Text provided →
###

On Nov 26, The New York Times reported that NYU will once again recognize the graduate assistants' union. The voting was scheduled to take place this week, but a search of press releases shows no results yet as to the outcome. Excerpt below, emphasis mine.
Some 1,200 graduate assistants at N.Y.U. and the Polytechnic Institute of N.Y.U. in Brooklyn are scheduled to vote on Dec. 10 and 11 on whether to join the union...
An issue that had long prevented agreement between N.Y.U. and the union was whether graduate research assistants in the natural or physical sciences could be included in the union. The university argued that the research those assistants did was an essential part of their academic training, and should not be viewed as employment. In their statement, the union and N.Y.U. acknowledged that they had not resolved their differences over whether the 275 graduate research assistants in the so-called hard sciences had bargaining rights. They will therefore not be included in the union.NYU's claim that the work (they called it "work") their research assistants do is part of their training, they are acknowledging it is, indeed, work. As with the recent unpaid intern cases, some will argue that this is not valuable enough to be compensated and the benefit of it mostly accrues to the employee/intern/assistant but, if their labor is truly of so little use, maybe they should be free to apply those resources elsewhere. Like in the intern cases, the labor slack as a result of the financial crisis created a large number of people who wanted work and were willing to sacrifice wages in the hopes that experience would be worth something and make it easier to find a paying job in the future. This shift right in the labor supply curve would have led to lower clearing price for labor, the evidence of which is everywhere. Whether this was unfairly exploited or not is up for the judges to decide, but what seems self-evident to me is that the trough in the bargaining power of labor is behind us and, as a result, the labor consumer surplus--in the neoclassical sense. remember, employers are consumers of labor--is about to be redistributed.

###

Data extract →
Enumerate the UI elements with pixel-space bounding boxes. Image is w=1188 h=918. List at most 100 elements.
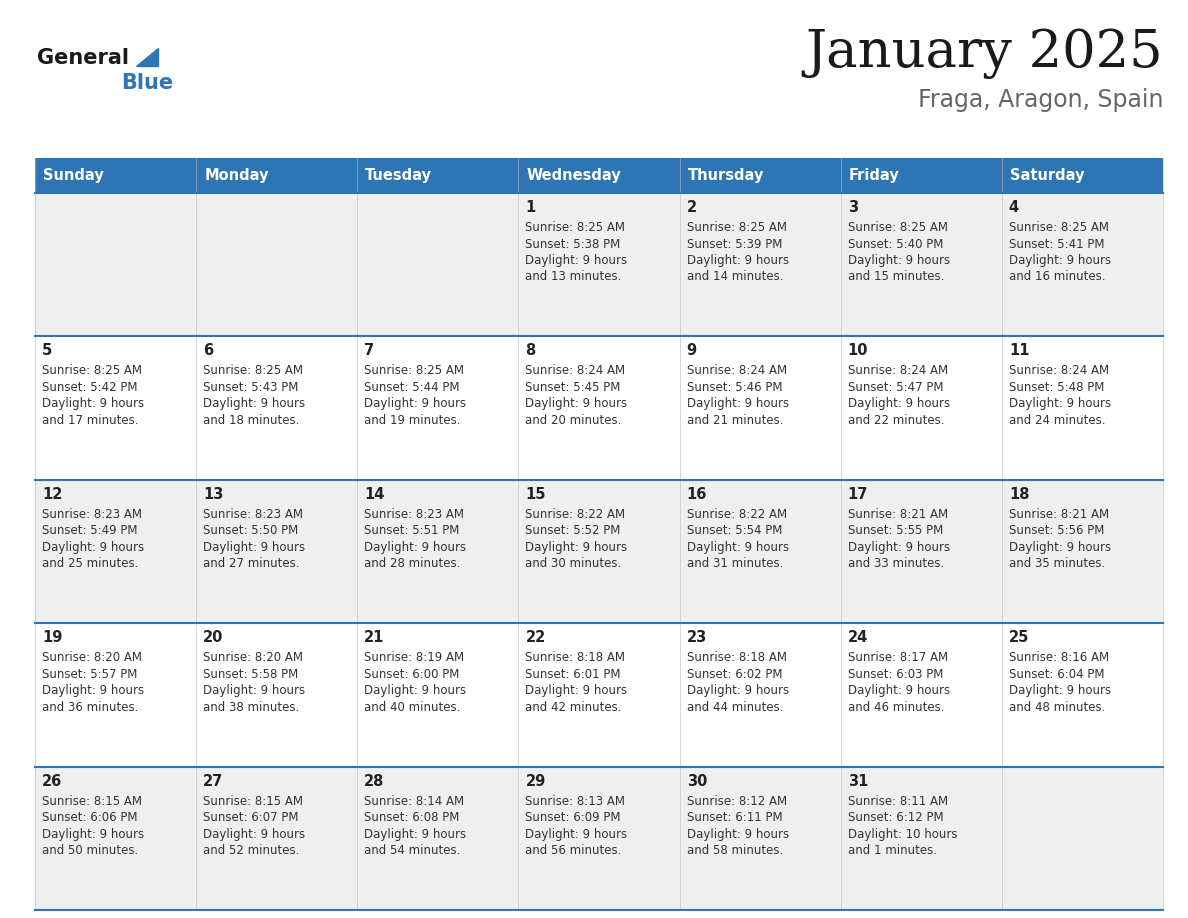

###

What you need to do → Using the post about the NYU graduate assistants' union, decide whether each statement agrees with it, answering yes or no and quoting the deciding words. (a) About 1,200 graduate assistants were scheduled to vote on December 10 and 11. (b) The 275 graduate research assistants in the hard sciences will be part of the union. (c) The writer found a press release announcing the outcome of the vote.

Solution to this task →
(a) Yes: "Some 1,200 graduate assistants at N.Y.U. and the Polytechnic Institute of N.Y.U. in Brooklyn are scheduled to vote on Dec. 10 and 11"
(b) No: "They will therefore not be included in the union."
(c) No: "a search of press releases shows no results yet as to the outcome"